+++ Raw data

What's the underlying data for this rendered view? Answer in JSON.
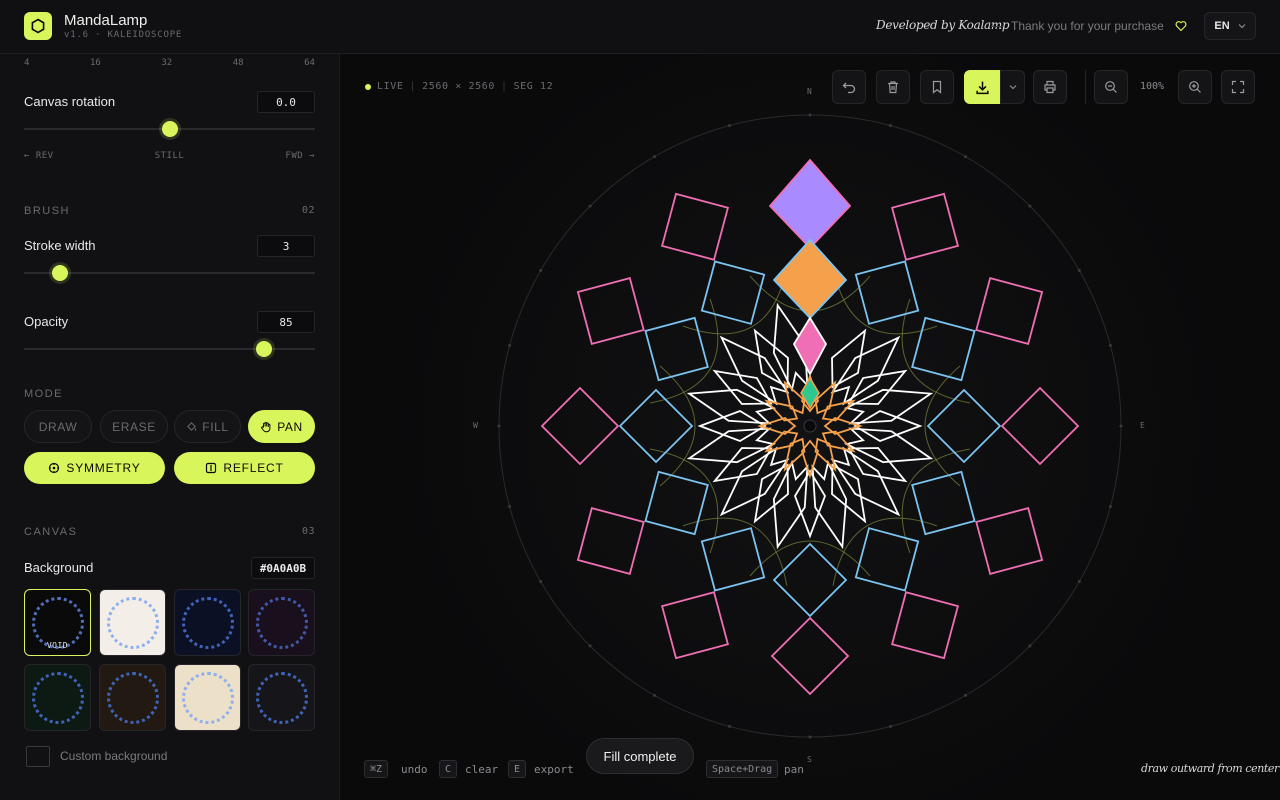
{
  "app": {
    "title": "MandaLamp",
    "subtitle": "v1.6 · KALEIDOSCOPE"
  },
  "header": {
    "developer": "Developed by Koalamp",
    "thanks": "Thank you for your purchase",
    "language": "EN"
  },
  "sidebar": {
    "segment_ticks": [
      "4",
      "16",
      "32",
      "48",
      "64"
    ],
    "rotation": {
      "label": "Canvas rotation",
      "value": "0.0",
      "level": 0.5,
      "rev": "← REV",
      "still": "STILL",
      "fwd": "FWD →"
    },
    "brush": {
      "section": "BRUSH",
      "section_num": "02",
      "stroke_label": "Stroke width",
      "stroke_value": "3",
      "opacity_label": "Opacity",
      "opacity_value": "85"
    },
    "mode": {
      "section": "MODE",
      "buttons": [
        "DRAW",
        "ERASE",
        "FILL",
        "PAN"
      ],
      "active": "PAN",
      "symmetry": "SYMMETRY",
      "reflect": "REFLECT"
    },
    "canvas": {
      "section": "CANVAS",
      "section_num": "03",
      "background_label": "Background",
      "background_hex": "#0A0A0B",
      "swatches": [
        {
          "name": "VOID",
          "color": "#0a0a0b"
        },
        {
          "color": "#f3efe8"
        },
        {
          "color": "#0b1024"
        },
        {
          "color": "#1a0f1c"
        },
        {
          "color": "#0d1a14"
        },
        {
          "color": "#221a12"
        },
        {
          "color": "#ece0c8"
        },
        {
          "color": "#16161a"
        }
      ],
      "custom_label": "Custom background"
    }
  },
  "canvas_view": {
    "live": "LIVE",
    "resolution": "2560 × 2560",
    "segments": "SEG 12",
    "zoom": "100%",
    "compass": {
      "n": "N",
      "s": "S",
      "e": "E",
      "w": "W"
    }
  },
  "shortcuts": [
    {
      "key": "⌘Z",
      "label": "undo"
    },
    {
      "key": "C",
      "label": "clear"
    },
    {
      "key": "E",
      "label": "export"
    },
    {
      "key": "Space+Drag",
      "label": "pan"
    }
  ],
  "toast": "Fill complete",
  "hint": "draw outward from center",
  "colors": {
    "accent": "#d9f55c",
    "pink": "#f06fb4",
    "blue": "#7cc4f0",
    "orange": "#f5a04a",
    "purple": "#a98bff",
    "green": "#2fc790",
    "white": "#ffffff",
    "olive": "#7a8a3a"
  }
}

++++++

● **Instructions for the task**:
Exclude every picture and copy the remaining data exactly.

● **Answer for the task**:
What's the underlying data for this rendered view? Answer in JSON.
{
  "app": {
    "title": "MandaLamp",
    "subtitle": "v1.6 · KALEIDOSCOPE"
  },
  "header": {
    "developer": "Developed by Koalamp",
    "thanks": "Thank you for your purchase",
    "language": "EN"
  },
  "sidebar": {
    "segment_ticks": [
      "4",
      "16",
      "32",
      "48",
      "64"
    ],
    "rotation": {
      "label": "Canvas rotation",
      "value": "0.0",
      "level": 0.5,
      "rev": "← REV",
      "still": "STILL",
      "fwd": "FWD →"
    },
    "brush": {
      "section": "BRUSH",
      "section_num": "02",
      "stroke_label": "Stroke width",
      "stroke_value": "3",
      "opacity_label": "Opacity",
      "opacity_value": "85"
    },
    "mode": {
      "section": "MODE",
      "buttons": [
        "DRAW",
        "ERASE",
        "FILL",
        "PAN"
      ],
      "active": "PAN",
      "symmetry": "SYMMETRY",
      "reflect": "REFLECT"
    },
    "canvas": {
      "section": "CANVAS",
      "section_num": "03",
      "background_label": "Background",
      "background_hex": "#0A0A0B",
      "swatches": [
        {
          "name": "VOID",
          "color": "#0a0a0b"
        },
        {
          "color": "#f3efe8"
        },
        {
          "color": "#0b1024"
        },
        {
          "color": "#1a0f1c"
        },
        {
          "color": "#0d1a14"
        },
        {
          "color": "#221a12"
        },
        {
          "color": "#ece0c8"
        },
        {
          "color": "#16161a"
        }
      ],
      "custom_label": "Custom background"
    }
  },
  "canvas_view": {
    "live": "LIVE",
    "resolution": "2560 × 2560",
    "segments": "SEG 12",
    "zoom": "100%",
    "compass": {
      "n": "N",
      "s": "S",
      "e": "E",
      "w": "W"
    }
  },
  "shortcuts": [
    {
      "key": "⌘Z",
      "label": "undo"
    },
    {
      "key": "C",
      "label": "clear"
    },
    {
      "key": "E",
      "label": "export"
    },
    {
      "key": "Space+Drag",
      "label": "pan"
    }
  ],
  "toast": "Fill complete",
  "hint": "draw outward from center",
  "colors": {
    "accent": "#d9f55c",
    "pink": "#f06fb4",
    "blue": "#7cc4f0",
    "orange": "#f5a04a",
    "purple": "#a98bff",
    "green": "#2fc790",
    "white": "#ffffff",
    "olive": "#7a8a3a"
  }
}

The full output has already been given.